-------- DATA PROVIDED

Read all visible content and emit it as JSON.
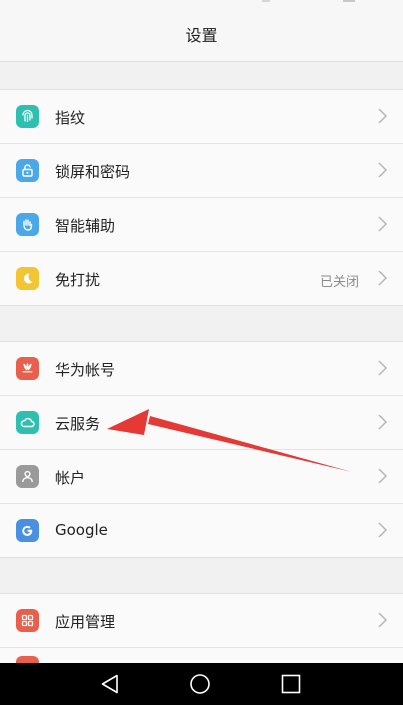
{
  "header": {
    "title": "设置"
  },
  "groups": [
    {
      "items": [
        {
          "label": "指纹",
          "icon": "fingerprint-icon",
          "color": "#2fbfb1"
        },
        {
          "label": "锁屏和密码",
          "icon": "lock-icon",
          "color": "#4aa8e8"
        },
        {
          "label": "智能辅助",
          "icon": "hand-icon",
          "color": "#4aa8e8"
        },
        {
          "label": "免打扰",
          "icon": "moon-icon",
          "color": "#f4c532",
          "value": "已关闭"
        }
      ]
    },
    {
      "items": [
        {
          "label": "华为帐号",
          "icon": "huawei-icon",
          "color": "#e8604c"
        },
        {
          "label": "云服务",
          "icon": "cloud-icon",
          "color": "#2fbfb1"
        },
        {
          "label": "帐户",
          "icon": "person-icon",
          "color": "#9a9a9a"
        },
        {
          "label": "Google",
          "icon": "google-icon",
          "color": "#4a90e2"
        }
      ]
    },
    {
      "items": [
        {
          "label": "应用管理",
          "icon": "apps-icon",
          "color": "#e8604c"
        }
      ]
    }
  ],
  "annotation": {
    "color": "#e53935"
  },
  "navbar": {
    "icons": [
      "back-icon",
      "home-icon",
      "recents-icon"
    ]
  }
}
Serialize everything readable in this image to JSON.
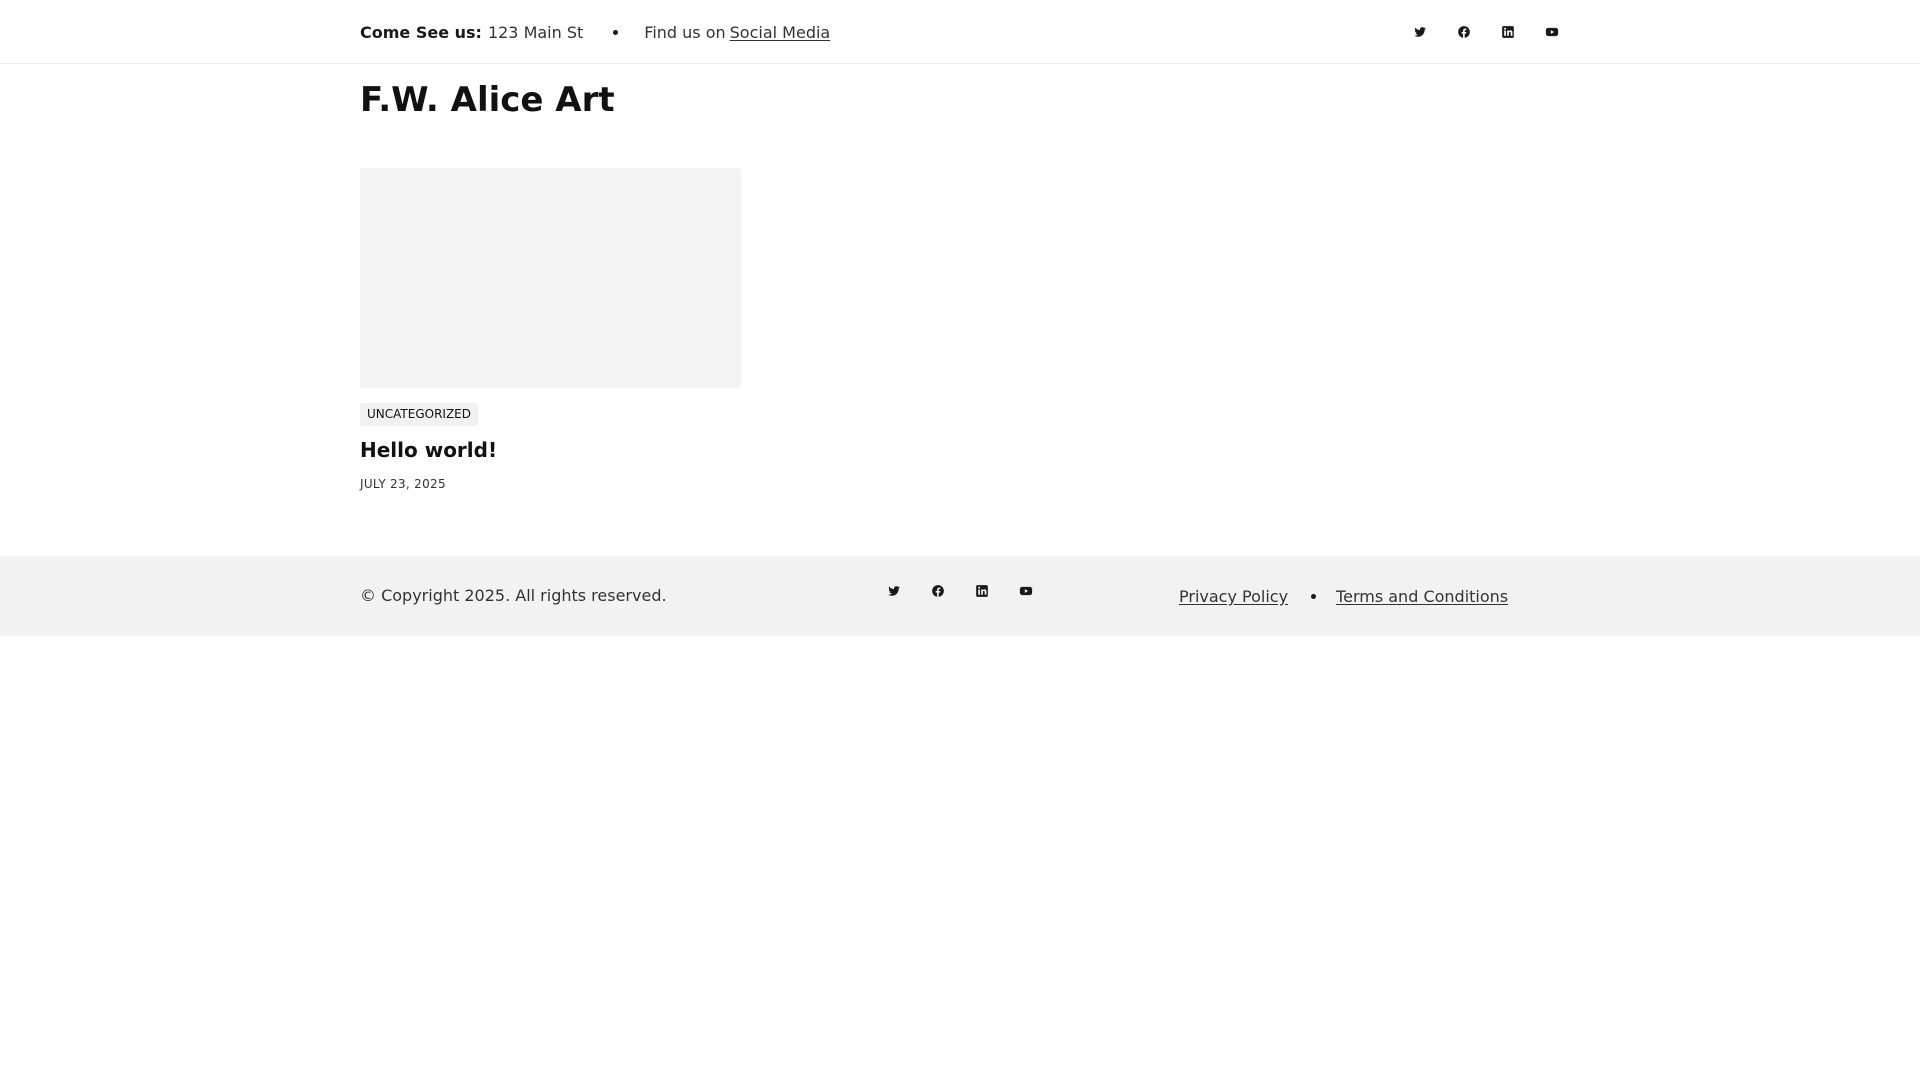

----------------

## DO THIS
Keep the pictures out of the copy and return the rest of the data above exactly.

## CORRECT ANSWER
Read all visible content and emit it as JSON.
{
  "header": {
    "title": "设置"
  },
  "groups": [
    {
      "items": [
        {
          "label": "指纹",
          "icon": "fingerprint-icon",
          "color": "#2fbfb1"
        },
        {
          "label": "锁屏和密码",
          "icon": "lock-icon",
          "color": "#4aa8e8"
        },
        {
          "label": "智能辅助",
          "icon": "hand-icon",
          "color": "#4aa8e8"
        },
        {
          "label": "免打扰",
          "icon": "moon-icon",
          "color": "#f4c532",
          "value": "已关闭"
        }
      ]
    },
    {
      "items": [
        {
          "label": "华为帐号",
          "icon": "huawei-icon",
          "color": "#e8604c"
        },
        {
          "label": "云服务",
          "icon": "cloud-icon",
          "color": "#2fbfb1"
        },
        {
          "label": "帐户",
          "icon": "person-icon",
          "color": "#9a9a9a"
        },
        {
          "label": "Google",
          "icon": "google-icon",
          "color": "#4a90e2"
        }
      ]
    },
    {
      "items": [
        {
          "label": "应用管理",
          "icon": "apps-icon",
          "color": "#e8604c"
        }
      ]
    }
  ],
  "annotation": {
    "color": "#e53935"
  },
  "navbar": {
    "icons": [
      "back-icon",
      "home-icon",
      "recents-icon"
    ]
  }
}
Serialize everything readable in this image to JSON.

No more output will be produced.